TO DO:
Leave out the pictures, then reproduce the rest of the material exactly.

MATERIAL FOR THE TASK:

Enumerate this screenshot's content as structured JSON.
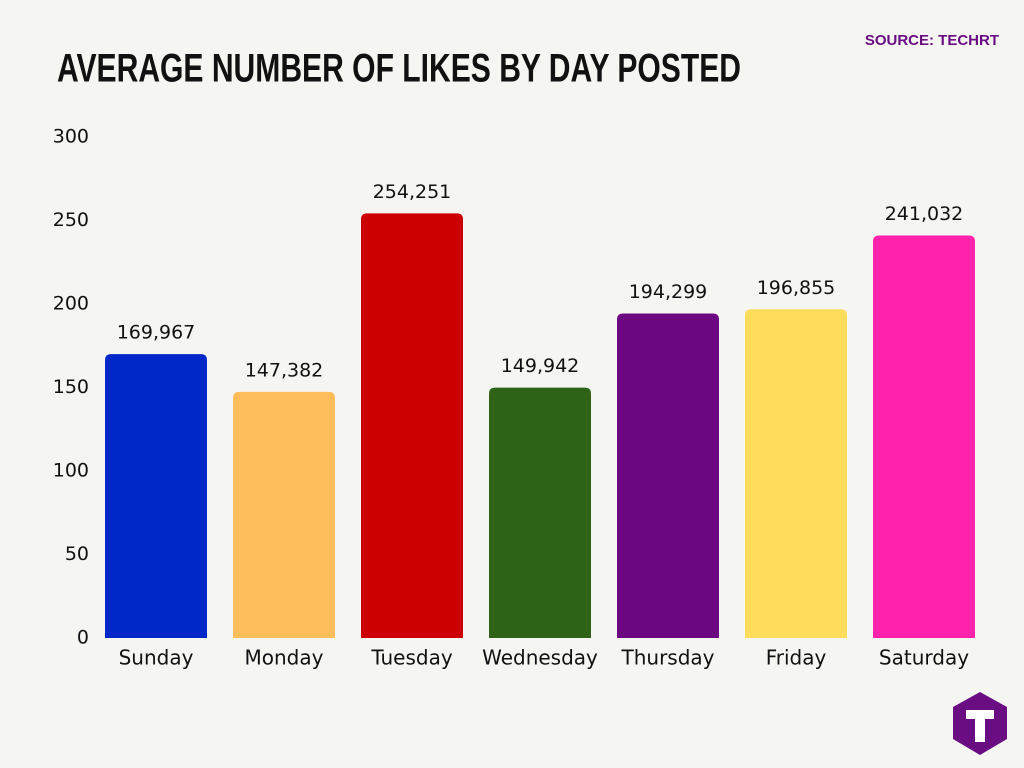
{
  "chart_data": {
    "type": "bar",
    "title": "AVERAGE NUMBER OF LIKES BY DAY POSTED",
    "source": "SOURCE: TECHRT",
    "categories": [
      "Sunday",
      "Monday",
      "Tuesday",
      "Wednesday",
      "Thursday",
      "Friday",
      "Saturday"
    ],
    "values": [
      169.967,
      147.382,
      254.251,
      149.942,
      194.299,
      196.855,
      241.032
    ],
    "value_labels": [
      "169,967",
      "147,382",
      "254,251",
      "149,942",
      "194,299",
      "196,855",
      "241,032"
    ],
    "colors": [
      "#0028c8",
      "#ffbe5c",
      "#cc0000",
      "#2f6418",
      "#6b0780",
      "#ffdd5c",
      "#ff22aa"
    ],
    "ylim": [
      0,
      300
    ],
    "yticks": [
      0,
      50,
      100,
      150,
      200,
      250,
      300
    ],
    "grid": false
  }
}
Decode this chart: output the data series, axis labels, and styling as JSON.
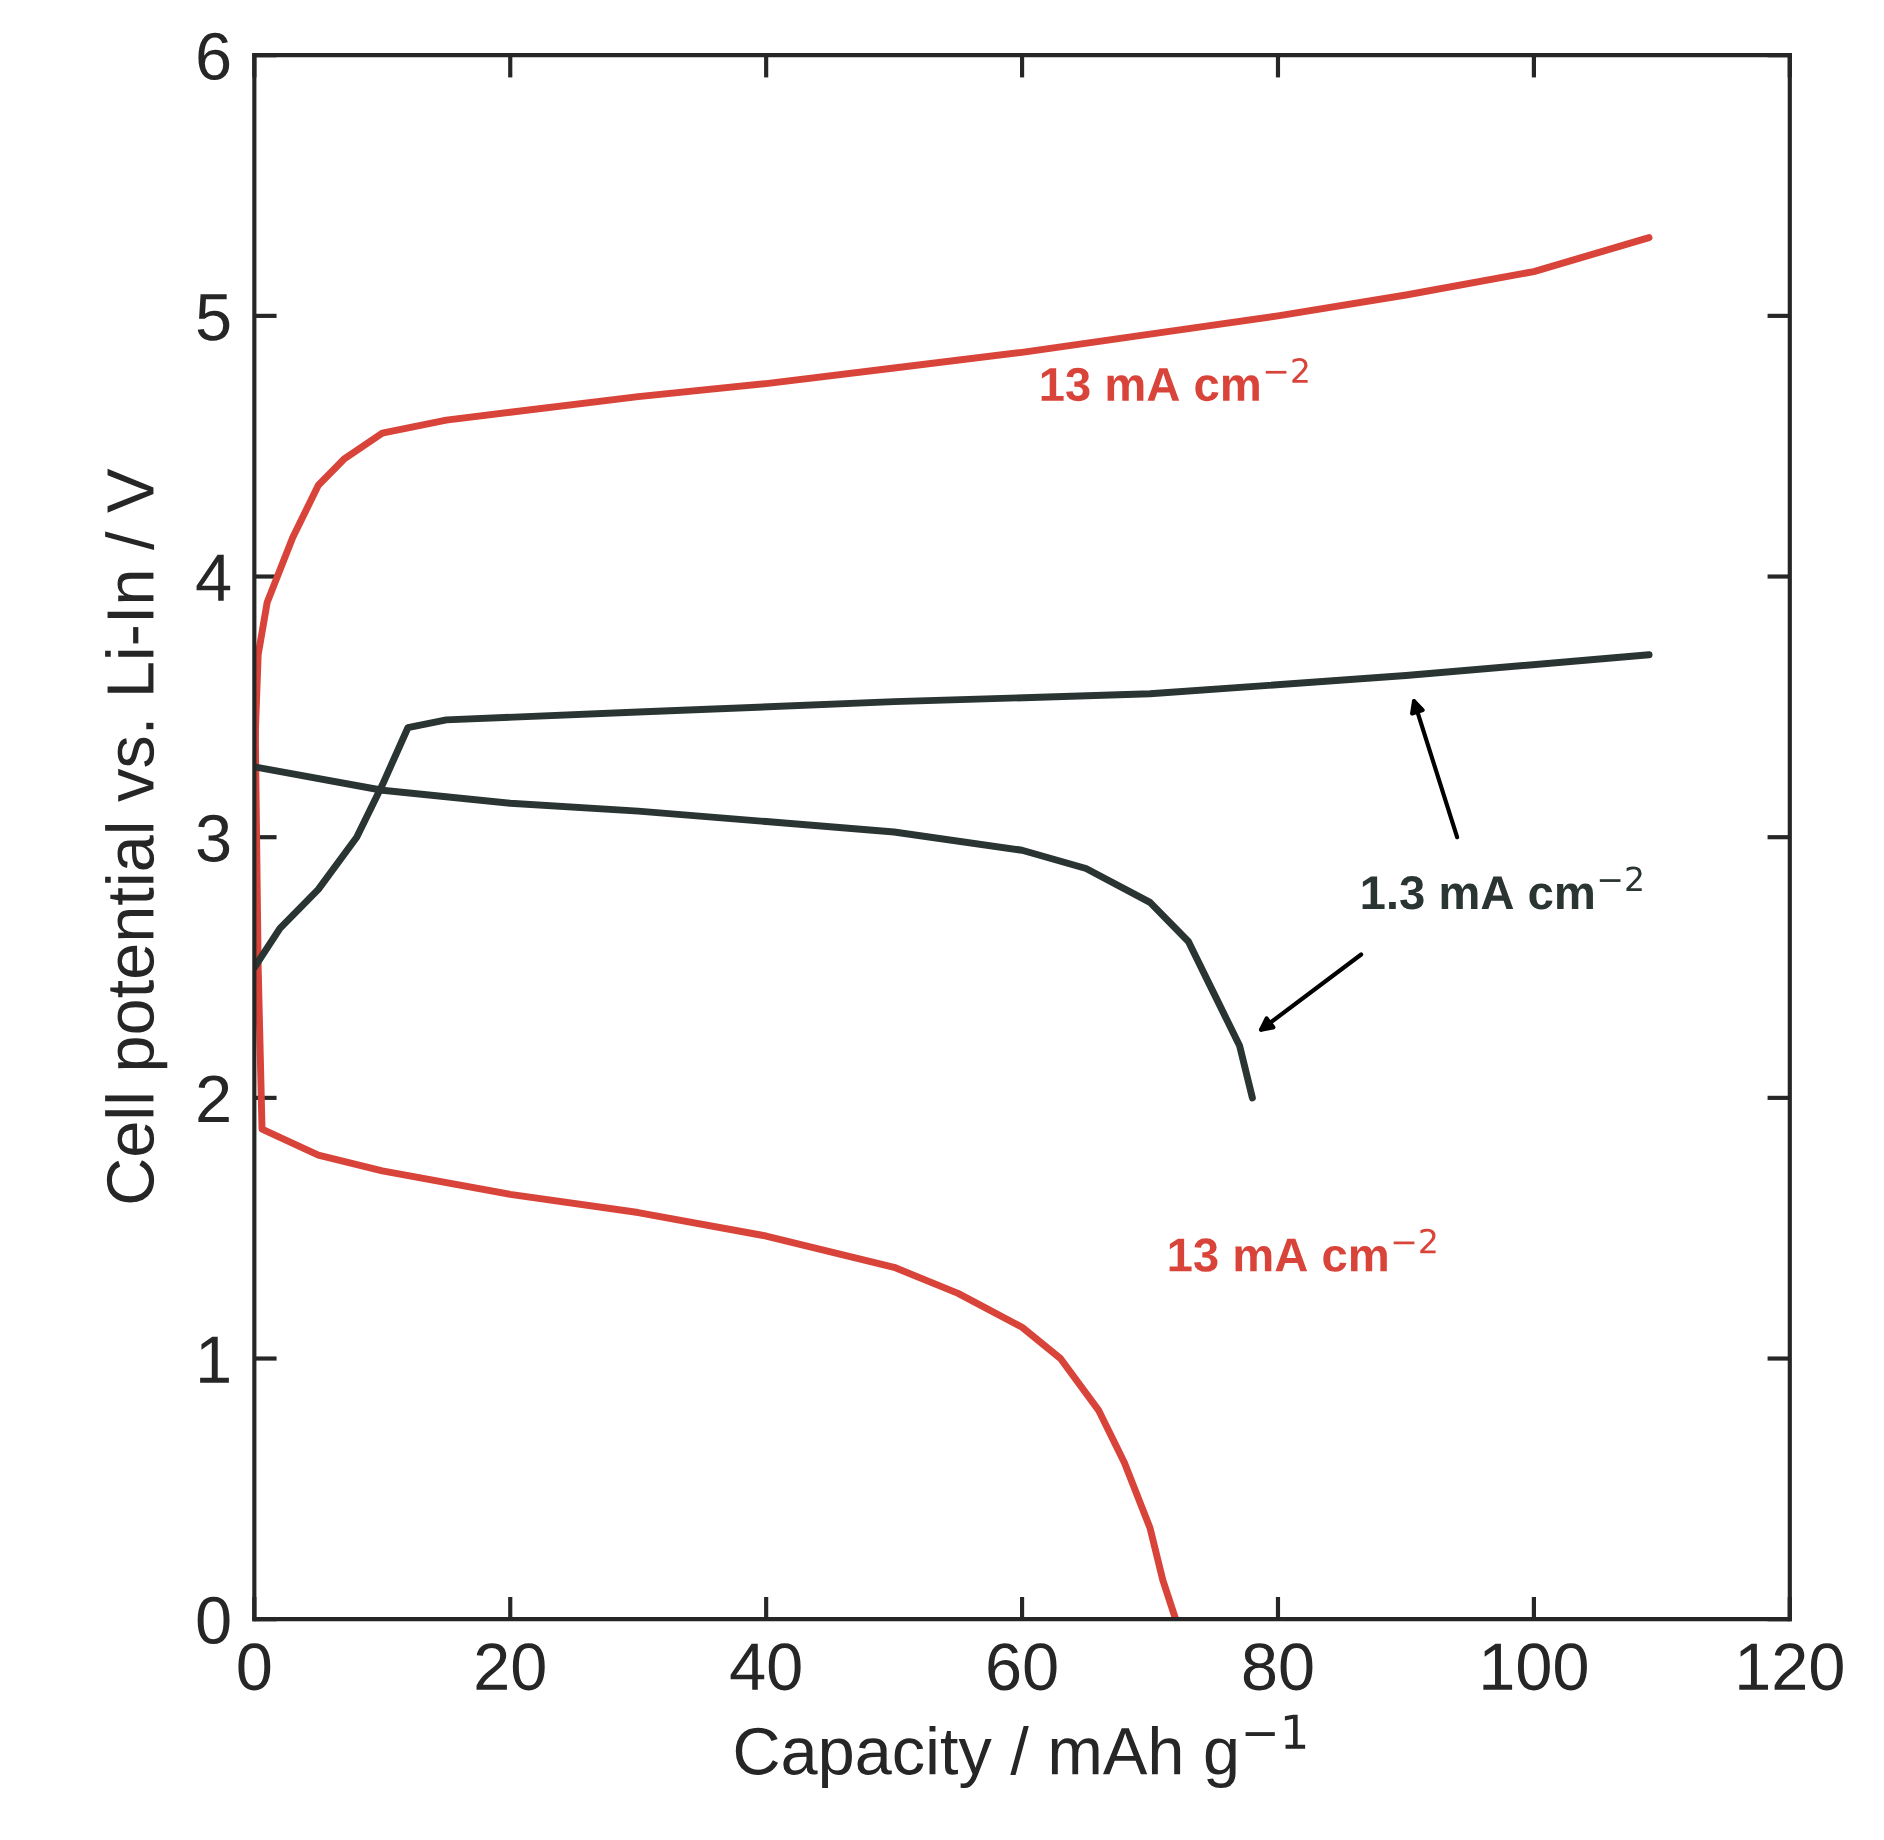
{
  "chart_data": {
    "type": "line",
    "xlabel": "Capacity / mAh g$^{−1}$",
    "ylabel": "Cell potential vs. Li-In / V",
    "xlim": [
      0,
      120
    ],
    "xticks": [
      0,
      20,
      40,
      60,
      80,
      100,
      120
    ],
    "ylim": [
      0,
      6
    ],
    "yticks": [
      0,
      1,
      2,
      3,
      4,
      5,
      6
    ],
    "grid": false,
    "legend": false,
    "marker": "none",
    "line_style": "solid",
    "series": [
      {
        "name": "13 mA cm$^{−2}$",
        "color": "#d9443a",
        "x": [
          0,
          0.3,
          1,
          3,
          5,
          7,
          10,
          15,
          20,
          30,
          40,
          50,
          60,
          70,
          80,
          90,
          100,
          109
        ],
        "values": [
          3.3,
          3.7,
          3.9,
          4.15,
          4.35,
          4.45,
          4.55,
          4.6,
          4.63,
          4.69,
          4.74,
          4.8,
          4.86,
          4.93,
          5.0,
          5.08,
          5.17,
          5.3
        ]
      },
      {
        "name": "13 mA cm$^{−2}$",
        "color": "#d9443a",
        "x": [
          0,
          0.3,
          0.6,
          5,
          10,
          20,
          30,
          40,
          50,
          55,
          60,
          63,
          66,
          68,
          70,
          71,
          72
        ],
        "values": [
          3.7,
          2.5,
          1.88,
          1.78,
          1.72,
          1.63,
          1.56,
          1.47,
          1.35,
          1.25,
          1.12,
          1.0,
          0.8,
          0.6,
          0.35,
          0.15,
          0
        ]
      },
      {
        "name": "1.3 mA cm$^{−2}$",
        "color": "#2a3433",
        "x": [
          0,
          2,
          5,
          8,
          10,
          12,
          15,
          30,
          50,
          70,
          90,
          109
        ],
        "values": [
          2.5,
          2.65,
          2.8,
          3.0,
          3.2,
          3.42,
          3.45,
          3.48,
          3.52,
          3.55,
          3.62,
          3.7
        ]
      },
      {
        "color": "#2a3433",
        "x": [
          0,
          10,
          20,
          30,
          40,
          50,
          60,
          65,
          70,
          73,
          75,
          77,
          78
        ],
        "values": [
          3.27,
          3.18,
          3.13,
          3.1,
          3.06,
          3.02,
          2.95,
          2.88,
          2.75,
          2.6,
          2.4,
          2.2,
          2.0
        ]
      }
    ]
  }
}
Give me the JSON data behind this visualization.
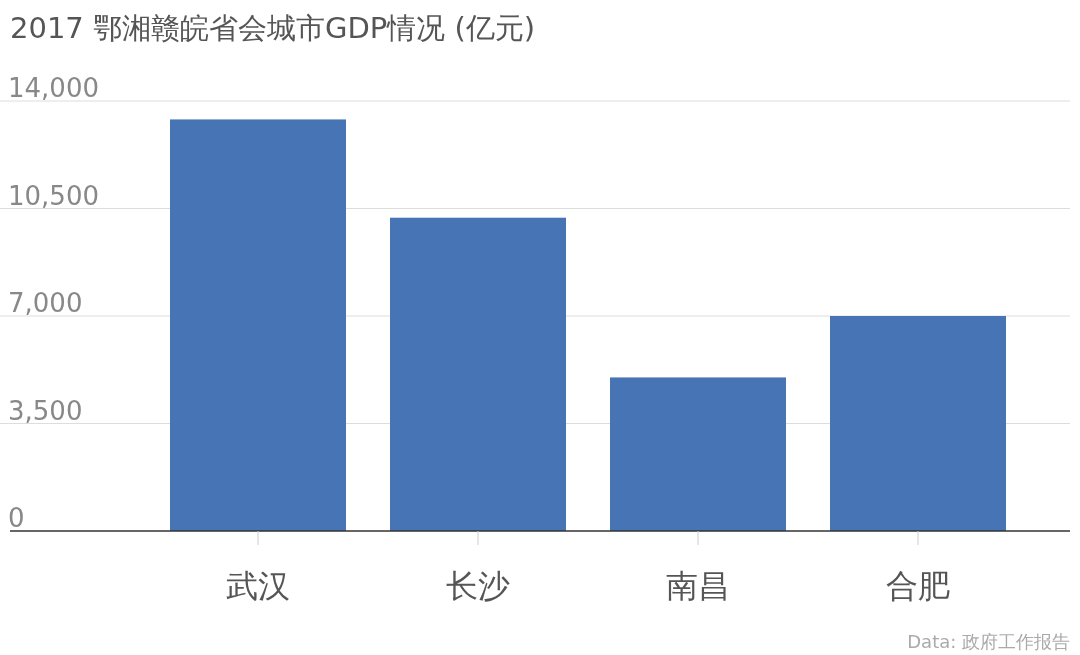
{
  "chart_data": {
    "type": "bar",
    "title": "2017 鄂湘赣皖省会城市GDP情况 (亿元)",
    "categories": [
      "武汉",
      "长沙",
      "南昌",
      "合肥"
    ],
    "values": [
      13400,
      10200,
      5000,
      7000
    ],
    "color": "#4674b4",
    "ylim": [
      0,
      14000
    ],
    "yticks": [
      0,
      {
        "value": 3500,
        "label": "3,500"
      },
      {
        "value": 7000,
        "label": "7,000"
      },
      {
        "value": 10500,
        "label": "10,500"
      },
      {
        "value": 14000,
        "label": "14,000"
      }
    ],
    "grid": "y",
    "annotations": [
      "Data: 政府工作报告"
    ]
  }
}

EXERCISE RESULT:
Enumerate this screenshot's content as structured JSON.
{
  "chart_data": {
    "type": "bar",
    "title": "AVERAGE NUMBER OF LIKES BY DAY POSTED",
    "source": "SOURCE: TECHRT",
    "categories": [
      "Sunday",
      "Monday",
      "Tuesday",
      "Wednesday",
      "Thursday",
      "Friday",
      "Saturday"
    ],
    "values": [
      169.967,
      147.382,
      254.251,
      149.942,
      194.299,
      196.855,
      241.032
    ],
    "value_labels": [
      "169,967",
      "147,382",
      "254,251",
      "149,942",
      "194,299",
      "196,855",
      "241,032"
    ],
    "colors": [
      "#0028c8",
      "#ffbe5c",
      "#cc0000",
      "#2f6418",
      "#6b0780",
      "#ffdd5c",
      "#ff22aa"
    ],
    "ylim": [
      0,
      300
    ],
    "yticks": [
      0,
      50,
      100,
      150,
      200,
      250,
      300
    ],
    "grid": false
  }
}
Decode this chart: output the data series, axis labels, and styling as JSON.
{
  "chart_data": {
    "type": "line",
    "xlabel": "Capacity / mAh g$^{−1}$",
    "ylabel": "Cell potential vs. Li-In / V",
    "xlim": [
      0,
      120
    ],
    "xticks": [
      0,
      20,
      40,
      60,
      80,
      100,
      120
    ],
    "ylim": [
      0,
      6
    ],
    "yticks": [
      0,
      1,
      2,
      3,
      4,
      5,
      6
    ],
    "grid": false,
    "legend": false,
    "marker": "none",
    "line_style": "solid",
    "series": [
      {
        "name": "13 mA cm$^{−2}$",
        "color": "#d9443a",
        "x": [
          0,
          0.3,
          1,
          3,
          5,
          7,
          10,
          15,
          20,
          30,
          40,
          50,
          60,
          70,
          80,
          90,
          100,
          109
        ],
        "values": [
          3.3,
          3.7,
          3.9,
          4.15,
          4.35,
          4.45,
          4.55,
          4.6,
          4.63,
          4.69,
          4.74,
          4.8,
          4.86,
          4.93,
          5.0,
          5.08,
          5.17,
          5.3
        ]
      },
      {
        "name": "13 mA cm$^{−2}$",
        "color": "#d9443a",
        "x": [
          0,
          0.3,
          0.6,
          5,
          10,
          20,
          30,
          40,
          50,
          55,
          60,
          63,
          66,
          68,
          70,
          71,
          72
        ],
        "values": [
          3.7,
          2.5,
          1.88,
          1.78,
          1.72,
          1.63,
          1.56,
          1.47,
          1.35,
          1.25,
          1.12,
          1.0,
          0.8,
          0.6,
          0.35,
          0.15,
          0
        ]
      },
      {
        "name": "1.3 mA cm$^{−2}$",
        "color": "#2a3433",
        "x": [
          0,
          2,
          5,
          8,
          10,
          12,
          15,
          30,
          50,
          70,
          90,
          109
        ],
        "values": [
          2.5,
          2.65,
          2.8,
          3.0,
          3.2,
          3.42,
          3.45,
          3.48,
          3.52,
          3.55,
          3.62,
          3.7
        ]
      },
      {
        "color": "#2a3433",
        "x": [
          0,
          10,
          20,
          30,
          40,
          50,
          60,
          65,
          70,
          73,
          75,
          77,
          78
        ],
        "values": [
          3.27,
          3.18,
          3.13,
          3.1,
          3.06,
          3.02,
          2.95,
          2.88,
          2.75,
          2.6,
          2.4,
          2.2,
          2.0
        ]
      }
    ]
  }
}
Give me the JSON data behind this visualization.
{
  "chart_data": {
    "type": "bar",
    "title": "2017 鄂湘赣皖省会城市GDP情况 (亿元)",
    "categories": [
      "武汉",
      "长沙",
      "南昌",
      "合肥"
    ],
    "values": [
      13400,
      10200,
      5000,
      7000
    ],
    "color": "#4674b4",
    "ylim": [
      0,
      14000
    ],
    "yticks": [
      0,
      {
        "value": 3500,
        "label": "3,500"
      },
      {
        "value": 7000,
        "label": "7,000"
      },
      {
        "value": 10500,
        "label": "10,500"
      },
      {
        "value": 14000,
        "label": "14,000"
      }
    ],
    "grid": "y",
    "annotations": [
      "Data: 政府工作报告"
    ]
  }
}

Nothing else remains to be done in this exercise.